-- Start Information given --
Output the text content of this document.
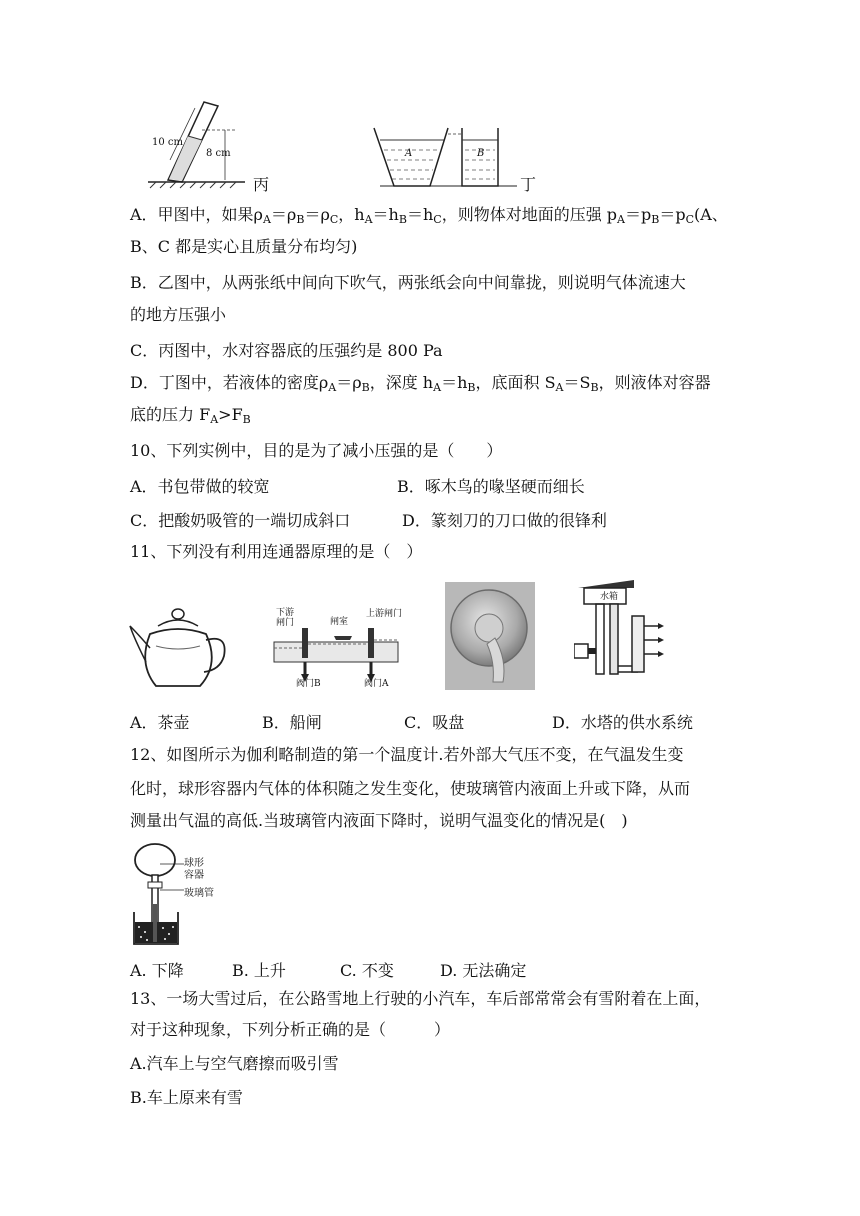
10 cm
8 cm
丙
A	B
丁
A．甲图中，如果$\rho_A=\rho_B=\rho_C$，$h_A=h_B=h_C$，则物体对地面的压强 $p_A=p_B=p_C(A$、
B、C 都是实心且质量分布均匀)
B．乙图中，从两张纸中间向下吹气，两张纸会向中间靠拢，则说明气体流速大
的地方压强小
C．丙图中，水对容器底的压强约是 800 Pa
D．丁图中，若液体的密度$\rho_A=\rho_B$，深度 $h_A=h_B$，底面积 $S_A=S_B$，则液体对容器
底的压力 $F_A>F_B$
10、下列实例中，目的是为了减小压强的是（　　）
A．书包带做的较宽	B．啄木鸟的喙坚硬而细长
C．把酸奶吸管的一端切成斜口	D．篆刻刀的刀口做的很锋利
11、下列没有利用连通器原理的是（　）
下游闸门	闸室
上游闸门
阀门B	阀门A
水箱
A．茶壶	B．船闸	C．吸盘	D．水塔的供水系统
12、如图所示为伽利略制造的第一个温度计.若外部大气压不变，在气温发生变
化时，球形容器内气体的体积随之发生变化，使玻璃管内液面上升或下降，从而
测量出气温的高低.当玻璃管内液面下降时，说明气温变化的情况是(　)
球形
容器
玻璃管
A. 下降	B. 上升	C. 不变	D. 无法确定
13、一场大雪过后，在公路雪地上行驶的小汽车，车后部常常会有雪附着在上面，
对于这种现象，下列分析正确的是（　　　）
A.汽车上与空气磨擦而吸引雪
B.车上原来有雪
-- End Information given --
-- Start Information given --
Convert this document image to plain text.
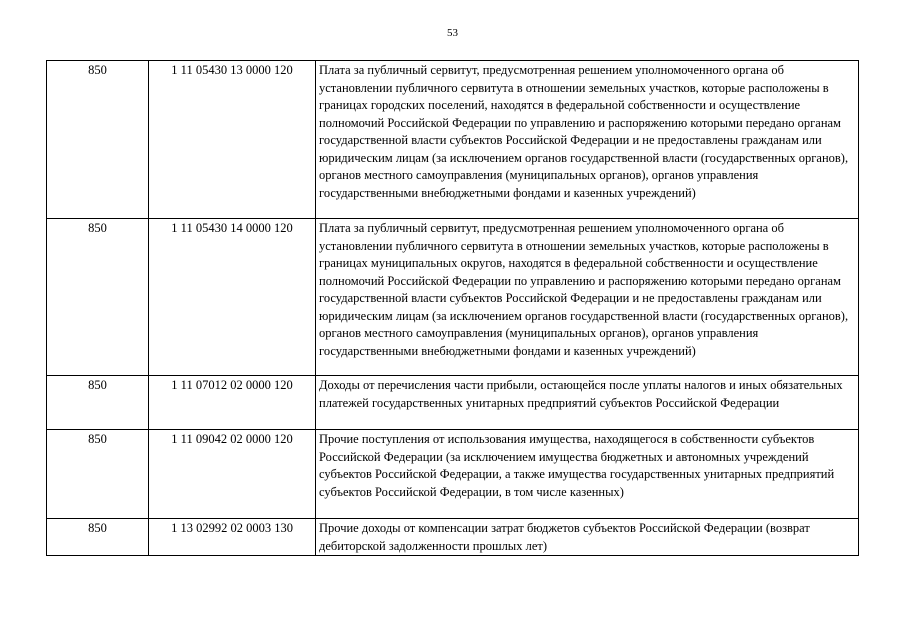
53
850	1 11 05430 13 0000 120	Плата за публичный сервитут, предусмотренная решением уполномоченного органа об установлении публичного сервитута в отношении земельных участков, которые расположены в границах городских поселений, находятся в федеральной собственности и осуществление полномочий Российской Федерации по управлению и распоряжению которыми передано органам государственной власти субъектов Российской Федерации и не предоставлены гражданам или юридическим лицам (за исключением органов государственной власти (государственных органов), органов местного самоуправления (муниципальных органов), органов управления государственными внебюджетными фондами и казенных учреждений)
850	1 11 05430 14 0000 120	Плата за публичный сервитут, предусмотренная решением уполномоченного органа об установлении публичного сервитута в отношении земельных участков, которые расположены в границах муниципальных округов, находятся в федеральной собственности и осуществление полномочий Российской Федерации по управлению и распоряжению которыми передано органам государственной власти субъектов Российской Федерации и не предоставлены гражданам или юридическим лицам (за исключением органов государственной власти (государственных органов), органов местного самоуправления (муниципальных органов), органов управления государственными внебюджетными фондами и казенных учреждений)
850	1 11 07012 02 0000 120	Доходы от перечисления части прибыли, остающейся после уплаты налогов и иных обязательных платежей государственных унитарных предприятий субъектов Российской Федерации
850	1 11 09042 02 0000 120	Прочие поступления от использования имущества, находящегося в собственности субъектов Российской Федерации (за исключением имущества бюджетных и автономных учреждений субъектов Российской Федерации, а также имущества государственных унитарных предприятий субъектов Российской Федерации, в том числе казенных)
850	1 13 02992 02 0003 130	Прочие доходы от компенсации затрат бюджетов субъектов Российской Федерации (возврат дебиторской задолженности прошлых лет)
-- End Information given --
### Your task
Read the entries and show each line that mentions "document".

### Written solution
Output the text content of this document.
Convert this document image to plain text.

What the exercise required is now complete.